§ **THE INPUT**
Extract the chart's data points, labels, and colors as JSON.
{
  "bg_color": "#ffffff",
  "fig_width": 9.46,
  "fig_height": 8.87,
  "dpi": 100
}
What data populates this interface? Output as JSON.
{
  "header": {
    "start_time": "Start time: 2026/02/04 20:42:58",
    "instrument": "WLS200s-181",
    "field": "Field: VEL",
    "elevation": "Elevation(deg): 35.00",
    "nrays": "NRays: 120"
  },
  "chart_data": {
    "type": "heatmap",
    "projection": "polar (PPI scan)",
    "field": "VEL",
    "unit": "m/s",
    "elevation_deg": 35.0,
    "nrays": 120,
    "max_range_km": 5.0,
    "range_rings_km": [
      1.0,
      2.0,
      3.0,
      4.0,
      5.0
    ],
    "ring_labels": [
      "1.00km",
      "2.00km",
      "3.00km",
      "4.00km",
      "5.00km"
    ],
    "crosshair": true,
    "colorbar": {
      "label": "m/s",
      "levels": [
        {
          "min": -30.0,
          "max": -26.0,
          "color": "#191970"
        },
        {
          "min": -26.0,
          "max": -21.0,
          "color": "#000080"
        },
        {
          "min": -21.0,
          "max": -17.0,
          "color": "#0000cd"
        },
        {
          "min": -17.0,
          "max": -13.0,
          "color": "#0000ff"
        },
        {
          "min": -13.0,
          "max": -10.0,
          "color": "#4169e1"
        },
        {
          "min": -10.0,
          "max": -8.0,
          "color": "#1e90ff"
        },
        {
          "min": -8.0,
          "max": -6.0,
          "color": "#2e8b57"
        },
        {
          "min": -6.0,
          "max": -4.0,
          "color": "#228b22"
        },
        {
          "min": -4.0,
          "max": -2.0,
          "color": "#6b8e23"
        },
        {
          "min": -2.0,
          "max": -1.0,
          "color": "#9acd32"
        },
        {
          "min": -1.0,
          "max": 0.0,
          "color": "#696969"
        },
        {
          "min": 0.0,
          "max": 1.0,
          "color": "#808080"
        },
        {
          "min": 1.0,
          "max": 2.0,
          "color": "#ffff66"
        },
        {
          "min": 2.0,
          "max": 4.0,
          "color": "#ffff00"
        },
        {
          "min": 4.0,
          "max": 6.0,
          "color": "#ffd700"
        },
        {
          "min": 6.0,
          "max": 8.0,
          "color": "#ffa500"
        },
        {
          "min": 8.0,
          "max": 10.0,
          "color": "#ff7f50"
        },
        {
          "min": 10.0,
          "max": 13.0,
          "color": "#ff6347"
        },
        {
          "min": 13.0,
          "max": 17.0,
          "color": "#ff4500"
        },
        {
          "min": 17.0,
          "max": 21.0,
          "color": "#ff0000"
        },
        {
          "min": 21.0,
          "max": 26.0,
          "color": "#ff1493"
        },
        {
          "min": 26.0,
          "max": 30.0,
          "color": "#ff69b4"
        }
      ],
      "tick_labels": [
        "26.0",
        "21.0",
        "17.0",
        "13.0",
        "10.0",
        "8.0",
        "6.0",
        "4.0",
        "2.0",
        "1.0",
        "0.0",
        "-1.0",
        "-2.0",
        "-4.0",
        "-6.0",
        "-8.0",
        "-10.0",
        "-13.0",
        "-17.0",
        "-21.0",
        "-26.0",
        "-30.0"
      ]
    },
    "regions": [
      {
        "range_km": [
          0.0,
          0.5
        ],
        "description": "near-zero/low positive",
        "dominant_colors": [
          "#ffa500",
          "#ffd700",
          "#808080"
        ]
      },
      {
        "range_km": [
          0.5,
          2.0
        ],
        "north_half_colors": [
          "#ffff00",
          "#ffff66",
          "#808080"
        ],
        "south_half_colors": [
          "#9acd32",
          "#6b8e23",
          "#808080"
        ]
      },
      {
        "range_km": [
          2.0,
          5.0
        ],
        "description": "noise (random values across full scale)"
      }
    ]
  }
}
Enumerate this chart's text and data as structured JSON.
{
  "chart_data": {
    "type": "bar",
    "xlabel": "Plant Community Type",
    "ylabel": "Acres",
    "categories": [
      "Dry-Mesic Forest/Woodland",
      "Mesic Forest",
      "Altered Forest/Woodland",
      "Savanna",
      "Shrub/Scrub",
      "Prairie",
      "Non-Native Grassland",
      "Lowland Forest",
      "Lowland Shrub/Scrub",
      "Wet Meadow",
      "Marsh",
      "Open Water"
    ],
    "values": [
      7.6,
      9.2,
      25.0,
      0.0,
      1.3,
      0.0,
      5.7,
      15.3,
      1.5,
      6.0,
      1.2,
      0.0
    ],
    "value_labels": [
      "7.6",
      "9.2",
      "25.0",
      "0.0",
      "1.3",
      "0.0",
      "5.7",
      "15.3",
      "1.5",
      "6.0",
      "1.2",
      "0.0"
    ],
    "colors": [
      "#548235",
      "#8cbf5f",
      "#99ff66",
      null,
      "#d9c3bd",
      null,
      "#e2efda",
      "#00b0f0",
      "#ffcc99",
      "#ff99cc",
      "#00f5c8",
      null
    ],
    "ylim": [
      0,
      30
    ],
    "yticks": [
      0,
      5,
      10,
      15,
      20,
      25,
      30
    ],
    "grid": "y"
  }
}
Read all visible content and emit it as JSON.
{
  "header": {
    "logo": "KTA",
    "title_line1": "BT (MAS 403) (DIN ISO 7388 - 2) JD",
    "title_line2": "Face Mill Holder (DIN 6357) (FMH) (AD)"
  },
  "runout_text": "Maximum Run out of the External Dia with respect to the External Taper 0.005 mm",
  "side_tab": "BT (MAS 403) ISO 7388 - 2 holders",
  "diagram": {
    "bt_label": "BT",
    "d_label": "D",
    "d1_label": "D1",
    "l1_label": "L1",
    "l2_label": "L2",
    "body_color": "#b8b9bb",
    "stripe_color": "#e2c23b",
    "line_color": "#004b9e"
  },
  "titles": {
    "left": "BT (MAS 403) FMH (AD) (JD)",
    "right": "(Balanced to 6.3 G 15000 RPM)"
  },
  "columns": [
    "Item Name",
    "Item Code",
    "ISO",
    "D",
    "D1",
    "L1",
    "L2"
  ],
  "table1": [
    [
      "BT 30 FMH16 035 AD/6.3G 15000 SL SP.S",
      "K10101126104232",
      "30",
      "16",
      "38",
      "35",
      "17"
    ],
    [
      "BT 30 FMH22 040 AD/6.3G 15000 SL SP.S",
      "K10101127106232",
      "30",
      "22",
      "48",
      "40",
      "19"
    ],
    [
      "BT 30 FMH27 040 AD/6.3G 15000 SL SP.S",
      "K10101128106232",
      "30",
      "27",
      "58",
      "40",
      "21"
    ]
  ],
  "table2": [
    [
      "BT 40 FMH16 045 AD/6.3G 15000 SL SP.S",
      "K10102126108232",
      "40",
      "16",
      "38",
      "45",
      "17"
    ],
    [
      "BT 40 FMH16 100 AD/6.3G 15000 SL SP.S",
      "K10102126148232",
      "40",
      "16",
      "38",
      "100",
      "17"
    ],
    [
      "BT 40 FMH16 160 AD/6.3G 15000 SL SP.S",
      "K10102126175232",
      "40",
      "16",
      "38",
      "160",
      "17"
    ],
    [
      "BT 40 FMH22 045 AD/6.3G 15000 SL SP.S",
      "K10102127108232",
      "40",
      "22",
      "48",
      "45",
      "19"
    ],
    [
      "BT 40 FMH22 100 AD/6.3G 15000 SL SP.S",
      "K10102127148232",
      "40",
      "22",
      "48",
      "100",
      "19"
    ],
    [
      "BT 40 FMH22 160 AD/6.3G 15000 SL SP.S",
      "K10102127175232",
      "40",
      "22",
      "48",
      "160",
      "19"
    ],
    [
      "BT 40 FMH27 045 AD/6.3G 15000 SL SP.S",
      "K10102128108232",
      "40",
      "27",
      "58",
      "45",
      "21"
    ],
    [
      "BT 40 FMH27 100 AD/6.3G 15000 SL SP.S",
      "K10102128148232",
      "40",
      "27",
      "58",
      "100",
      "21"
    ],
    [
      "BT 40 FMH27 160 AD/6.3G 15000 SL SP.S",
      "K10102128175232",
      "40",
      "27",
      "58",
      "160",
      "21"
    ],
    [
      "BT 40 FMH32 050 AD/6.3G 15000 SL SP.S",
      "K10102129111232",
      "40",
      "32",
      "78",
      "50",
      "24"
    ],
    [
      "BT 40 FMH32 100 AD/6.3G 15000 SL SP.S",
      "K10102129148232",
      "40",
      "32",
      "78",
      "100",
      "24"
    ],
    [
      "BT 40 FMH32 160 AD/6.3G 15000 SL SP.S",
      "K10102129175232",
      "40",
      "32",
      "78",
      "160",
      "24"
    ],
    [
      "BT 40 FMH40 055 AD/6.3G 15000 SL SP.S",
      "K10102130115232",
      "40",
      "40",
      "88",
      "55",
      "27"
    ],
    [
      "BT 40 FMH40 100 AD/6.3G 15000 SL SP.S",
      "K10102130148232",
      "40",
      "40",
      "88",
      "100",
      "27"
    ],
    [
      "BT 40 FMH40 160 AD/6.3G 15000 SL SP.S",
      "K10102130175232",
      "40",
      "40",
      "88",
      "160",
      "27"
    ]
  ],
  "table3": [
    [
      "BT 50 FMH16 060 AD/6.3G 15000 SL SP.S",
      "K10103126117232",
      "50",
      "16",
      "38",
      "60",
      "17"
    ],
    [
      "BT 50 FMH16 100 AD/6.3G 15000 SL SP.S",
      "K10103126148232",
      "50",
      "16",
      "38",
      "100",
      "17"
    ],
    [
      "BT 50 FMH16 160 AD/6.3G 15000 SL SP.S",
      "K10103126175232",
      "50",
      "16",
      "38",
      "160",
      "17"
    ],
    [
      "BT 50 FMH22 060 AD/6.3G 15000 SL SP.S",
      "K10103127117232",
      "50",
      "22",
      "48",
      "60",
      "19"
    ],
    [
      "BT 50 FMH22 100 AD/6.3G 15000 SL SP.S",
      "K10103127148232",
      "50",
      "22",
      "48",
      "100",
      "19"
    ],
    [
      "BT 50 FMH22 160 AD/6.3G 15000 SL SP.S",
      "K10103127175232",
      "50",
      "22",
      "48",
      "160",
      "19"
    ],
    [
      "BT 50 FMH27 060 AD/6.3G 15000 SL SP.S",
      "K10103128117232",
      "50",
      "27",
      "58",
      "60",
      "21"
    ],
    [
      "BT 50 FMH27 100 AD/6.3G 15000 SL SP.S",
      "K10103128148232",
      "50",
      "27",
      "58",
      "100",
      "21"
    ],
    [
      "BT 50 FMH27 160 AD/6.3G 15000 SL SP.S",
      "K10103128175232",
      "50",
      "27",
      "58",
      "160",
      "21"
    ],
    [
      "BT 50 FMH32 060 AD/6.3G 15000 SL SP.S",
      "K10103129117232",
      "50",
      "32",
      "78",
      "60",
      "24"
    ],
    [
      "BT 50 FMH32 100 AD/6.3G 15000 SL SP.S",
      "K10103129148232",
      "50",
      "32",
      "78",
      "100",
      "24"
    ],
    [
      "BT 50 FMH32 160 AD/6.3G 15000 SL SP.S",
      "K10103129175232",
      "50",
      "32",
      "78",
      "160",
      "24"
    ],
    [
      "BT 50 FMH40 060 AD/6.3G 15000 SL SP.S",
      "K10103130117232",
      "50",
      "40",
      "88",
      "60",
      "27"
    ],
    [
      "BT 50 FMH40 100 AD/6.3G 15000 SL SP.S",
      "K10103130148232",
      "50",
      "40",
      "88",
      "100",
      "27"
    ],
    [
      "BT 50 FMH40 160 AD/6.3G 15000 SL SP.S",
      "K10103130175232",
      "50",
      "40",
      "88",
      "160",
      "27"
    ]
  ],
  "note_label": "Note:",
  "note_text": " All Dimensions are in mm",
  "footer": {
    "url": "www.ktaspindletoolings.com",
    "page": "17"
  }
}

§ **WHAT THE EXERCISE ASKS**
Using the records above, pull out each line where the word "description" occurs.

§ **COMPLETE OUTPUT**
        "description": "near-zero/low positive",
        "description": "noise (random values across full scale)"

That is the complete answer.